### WORK INSTRUCTIONS
Set down each entry exactly as given; pictures should not appear in the copy.
RAW DATA start
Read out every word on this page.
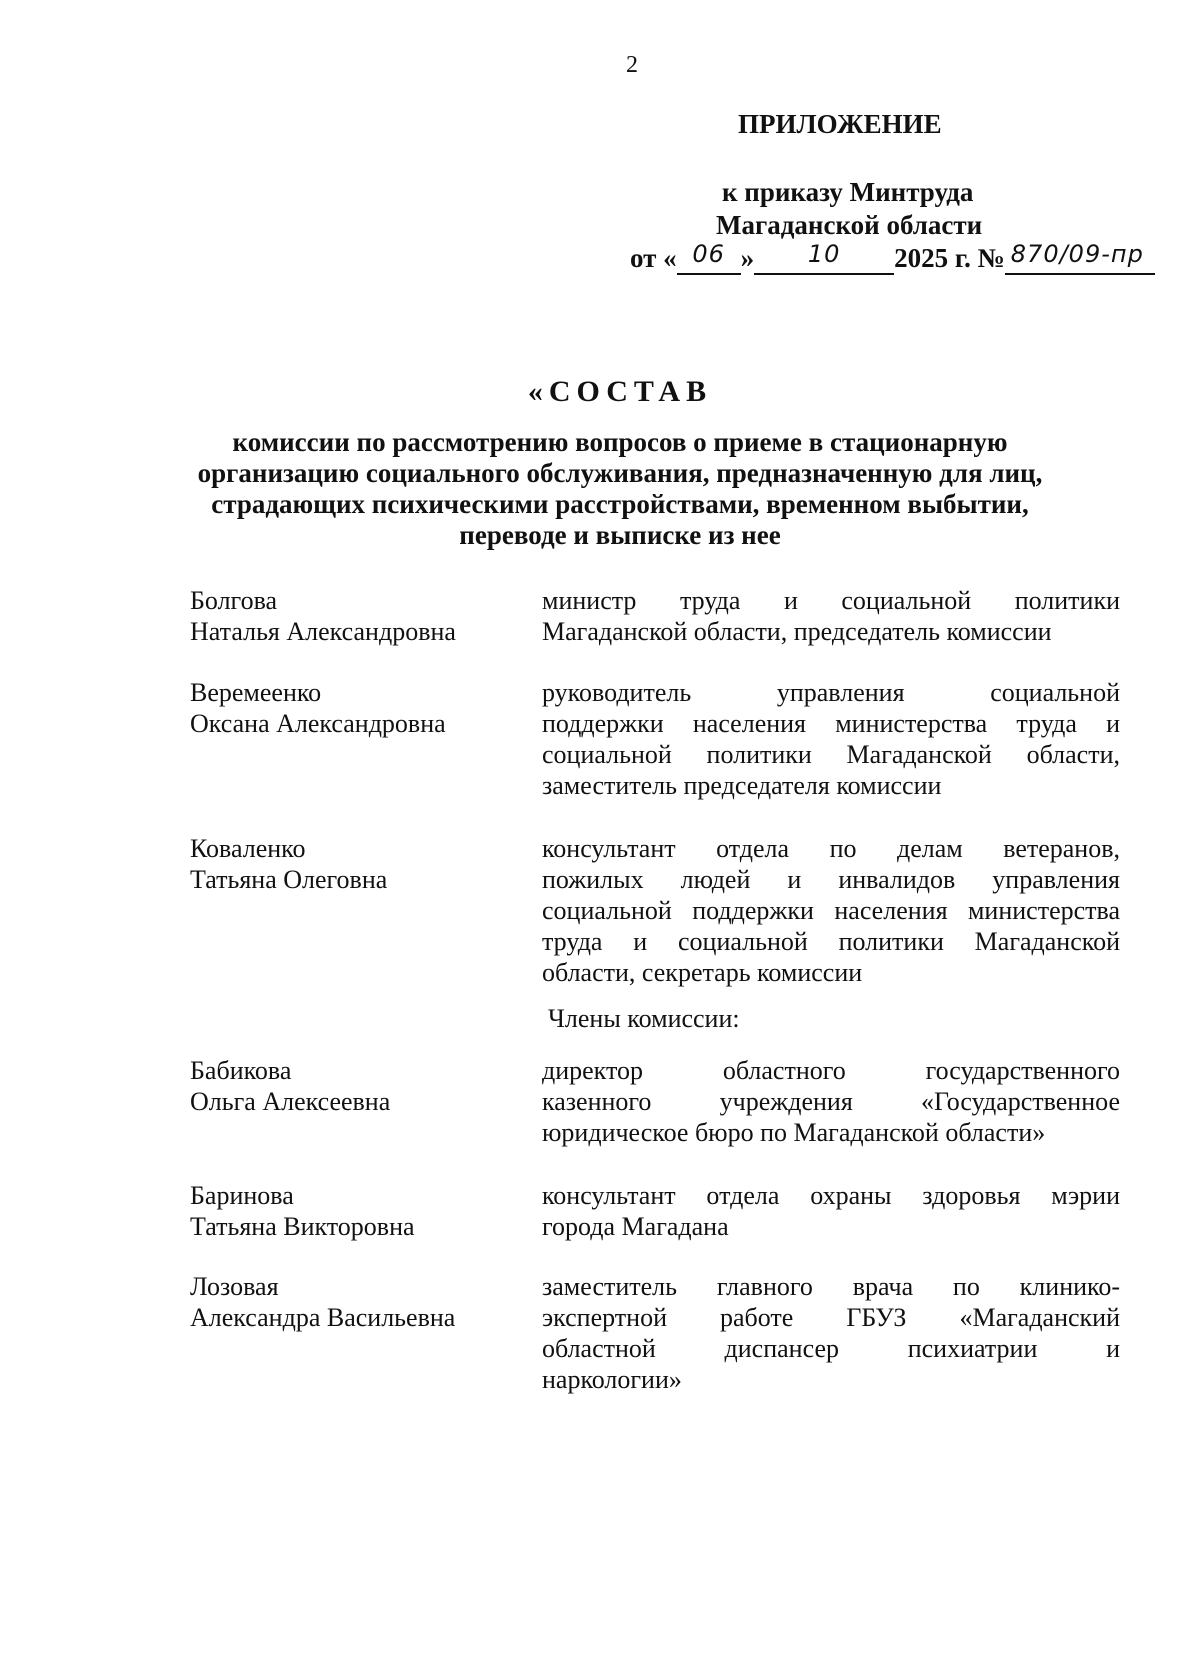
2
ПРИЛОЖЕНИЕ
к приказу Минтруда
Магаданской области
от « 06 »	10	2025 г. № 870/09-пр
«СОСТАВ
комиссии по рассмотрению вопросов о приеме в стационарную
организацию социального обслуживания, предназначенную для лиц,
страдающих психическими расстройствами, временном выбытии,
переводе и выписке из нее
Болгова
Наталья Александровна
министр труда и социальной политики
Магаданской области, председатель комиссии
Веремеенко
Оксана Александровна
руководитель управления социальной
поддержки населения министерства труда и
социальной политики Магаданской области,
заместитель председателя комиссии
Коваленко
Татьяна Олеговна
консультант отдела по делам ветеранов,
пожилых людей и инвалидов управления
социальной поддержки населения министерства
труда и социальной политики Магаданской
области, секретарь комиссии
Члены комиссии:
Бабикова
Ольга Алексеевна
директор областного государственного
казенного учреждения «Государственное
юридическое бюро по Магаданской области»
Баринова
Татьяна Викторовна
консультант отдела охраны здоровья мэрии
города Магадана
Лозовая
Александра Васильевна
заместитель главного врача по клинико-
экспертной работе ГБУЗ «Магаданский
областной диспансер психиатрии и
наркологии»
RAW DATA end
### RESPONSE BELOW
Read out every word on this page.
2
ПРИЛОЖЕНИЕ
к приказу Минтруда
Магаданской области
от « 06 »	10	2025 г. № 870/09-пр
«СОСТАВ
комиссии по рассмотрению вопросов о приеме в стационарную
организацию социального обслуживания, предназначенную для лиц,
страдающих психическими расстройствами, временном выбытии,
переводе и выписке из нее
Болгова
Наталья Александровна
министр труда и социальной политики
Магаданской области, председатель комиссии
Веремеенко
Оксана Александровна
руководитель управления социальной
поддержки населения министерства труда и
социальной политики Магаданской области,
заместитель председателя комиссии
Коваленко
Татьяна Олеговна
консультант отдела по делам ветеранов,
пожилых людей и инвалидов управления
социальной поддержки населения министерства
труда и социальной политики Магаданской
области, секретарь комиссии
Члены комиссии:
Бабикова
Ольга Алексеевна
директор областного государственного
казенного учреждения «Государственное
юридическое бюро по Магаданской области»
Баринова
Татьяна Викторовна
консультант отдела охраны здоровья мэрии
города Магадана
Лозовая
Александра Васильевна
заместитель главного врача по клинико-
экспертной работе ГБУЗ «Магаданский
областной диспансер психиатрии и
наркологии»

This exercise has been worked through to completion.